- [Task to complete]
Search the listing below for the string "time" and copy every line where it occurs.

- [Data rows]
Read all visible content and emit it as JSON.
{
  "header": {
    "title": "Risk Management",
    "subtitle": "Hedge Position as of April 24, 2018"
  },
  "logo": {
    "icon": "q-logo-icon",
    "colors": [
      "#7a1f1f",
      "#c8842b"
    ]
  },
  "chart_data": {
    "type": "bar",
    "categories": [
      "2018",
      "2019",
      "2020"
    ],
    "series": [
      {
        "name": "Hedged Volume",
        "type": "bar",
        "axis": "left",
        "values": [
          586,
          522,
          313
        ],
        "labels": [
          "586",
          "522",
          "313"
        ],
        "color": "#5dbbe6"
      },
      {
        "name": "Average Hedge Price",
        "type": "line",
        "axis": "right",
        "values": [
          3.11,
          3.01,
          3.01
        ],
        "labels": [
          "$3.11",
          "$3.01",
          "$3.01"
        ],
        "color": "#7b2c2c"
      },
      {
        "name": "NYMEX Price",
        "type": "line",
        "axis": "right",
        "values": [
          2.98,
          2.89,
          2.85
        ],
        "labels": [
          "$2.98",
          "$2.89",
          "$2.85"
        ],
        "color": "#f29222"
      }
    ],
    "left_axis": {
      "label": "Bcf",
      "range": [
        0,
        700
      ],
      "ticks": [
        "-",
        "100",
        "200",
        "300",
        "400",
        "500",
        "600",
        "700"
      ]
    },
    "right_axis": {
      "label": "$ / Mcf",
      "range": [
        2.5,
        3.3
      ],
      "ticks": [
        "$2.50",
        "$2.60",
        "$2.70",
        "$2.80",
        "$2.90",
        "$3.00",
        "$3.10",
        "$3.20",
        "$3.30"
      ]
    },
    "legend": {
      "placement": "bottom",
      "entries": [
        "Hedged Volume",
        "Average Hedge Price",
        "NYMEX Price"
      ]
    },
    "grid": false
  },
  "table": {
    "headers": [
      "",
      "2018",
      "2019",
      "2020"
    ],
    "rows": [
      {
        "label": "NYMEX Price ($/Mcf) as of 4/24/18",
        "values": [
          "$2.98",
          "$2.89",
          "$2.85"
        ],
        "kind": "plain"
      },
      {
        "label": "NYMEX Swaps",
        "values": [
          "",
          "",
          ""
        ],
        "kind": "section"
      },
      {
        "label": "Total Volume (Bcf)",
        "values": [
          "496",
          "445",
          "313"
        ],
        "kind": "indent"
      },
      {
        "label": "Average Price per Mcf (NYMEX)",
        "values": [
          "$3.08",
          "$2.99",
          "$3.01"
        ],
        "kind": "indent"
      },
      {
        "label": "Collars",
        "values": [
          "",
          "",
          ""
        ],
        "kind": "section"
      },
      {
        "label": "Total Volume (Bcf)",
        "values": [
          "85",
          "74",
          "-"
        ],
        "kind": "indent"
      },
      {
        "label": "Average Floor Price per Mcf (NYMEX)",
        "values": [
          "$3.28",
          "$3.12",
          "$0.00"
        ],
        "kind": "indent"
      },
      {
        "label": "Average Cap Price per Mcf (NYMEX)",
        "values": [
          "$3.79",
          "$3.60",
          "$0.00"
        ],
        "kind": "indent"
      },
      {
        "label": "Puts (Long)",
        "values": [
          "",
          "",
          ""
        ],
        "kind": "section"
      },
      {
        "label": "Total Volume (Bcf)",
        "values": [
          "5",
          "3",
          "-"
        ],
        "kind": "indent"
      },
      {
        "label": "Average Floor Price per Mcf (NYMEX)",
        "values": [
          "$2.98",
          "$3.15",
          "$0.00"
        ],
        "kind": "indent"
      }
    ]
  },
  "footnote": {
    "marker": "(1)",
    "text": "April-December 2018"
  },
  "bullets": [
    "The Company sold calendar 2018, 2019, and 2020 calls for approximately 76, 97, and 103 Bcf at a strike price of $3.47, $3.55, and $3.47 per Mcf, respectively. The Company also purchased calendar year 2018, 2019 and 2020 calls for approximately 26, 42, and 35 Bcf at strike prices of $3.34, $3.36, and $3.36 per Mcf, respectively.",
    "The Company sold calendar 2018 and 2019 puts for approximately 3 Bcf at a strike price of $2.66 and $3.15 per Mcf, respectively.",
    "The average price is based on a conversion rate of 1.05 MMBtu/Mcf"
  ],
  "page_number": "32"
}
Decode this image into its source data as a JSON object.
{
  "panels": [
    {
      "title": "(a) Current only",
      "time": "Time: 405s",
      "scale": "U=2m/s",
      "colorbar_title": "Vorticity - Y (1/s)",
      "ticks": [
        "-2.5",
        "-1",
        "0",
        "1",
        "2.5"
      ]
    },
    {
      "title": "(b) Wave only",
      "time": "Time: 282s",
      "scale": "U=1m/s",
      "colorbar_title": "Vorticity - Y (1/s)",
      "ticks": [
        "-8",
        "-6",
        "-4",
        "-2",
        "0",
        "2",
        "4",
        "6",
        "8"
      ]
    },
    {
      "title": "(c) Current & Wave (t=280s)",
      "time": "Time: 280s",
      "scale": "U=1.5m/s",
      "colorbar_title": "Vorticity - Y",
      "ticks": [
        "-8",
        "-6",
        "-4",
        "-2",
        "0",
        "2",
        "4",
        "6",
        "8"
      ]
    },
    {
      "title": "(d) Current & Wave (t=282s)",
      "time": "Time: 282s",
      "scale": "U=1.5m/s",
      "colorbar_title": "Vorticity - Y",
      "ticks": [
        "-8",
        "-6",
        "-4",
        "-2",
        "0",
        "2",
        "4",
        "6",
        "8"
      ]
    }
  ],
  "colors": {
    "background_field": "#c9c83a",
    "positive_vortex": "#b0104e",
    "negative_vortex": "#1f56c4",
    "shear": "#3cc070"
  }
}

- [Answer]
      "time": "Time: 405s",
      "time": "Time: 282s",
      "time": "Time: 280s",
      "time": "Time: 282s",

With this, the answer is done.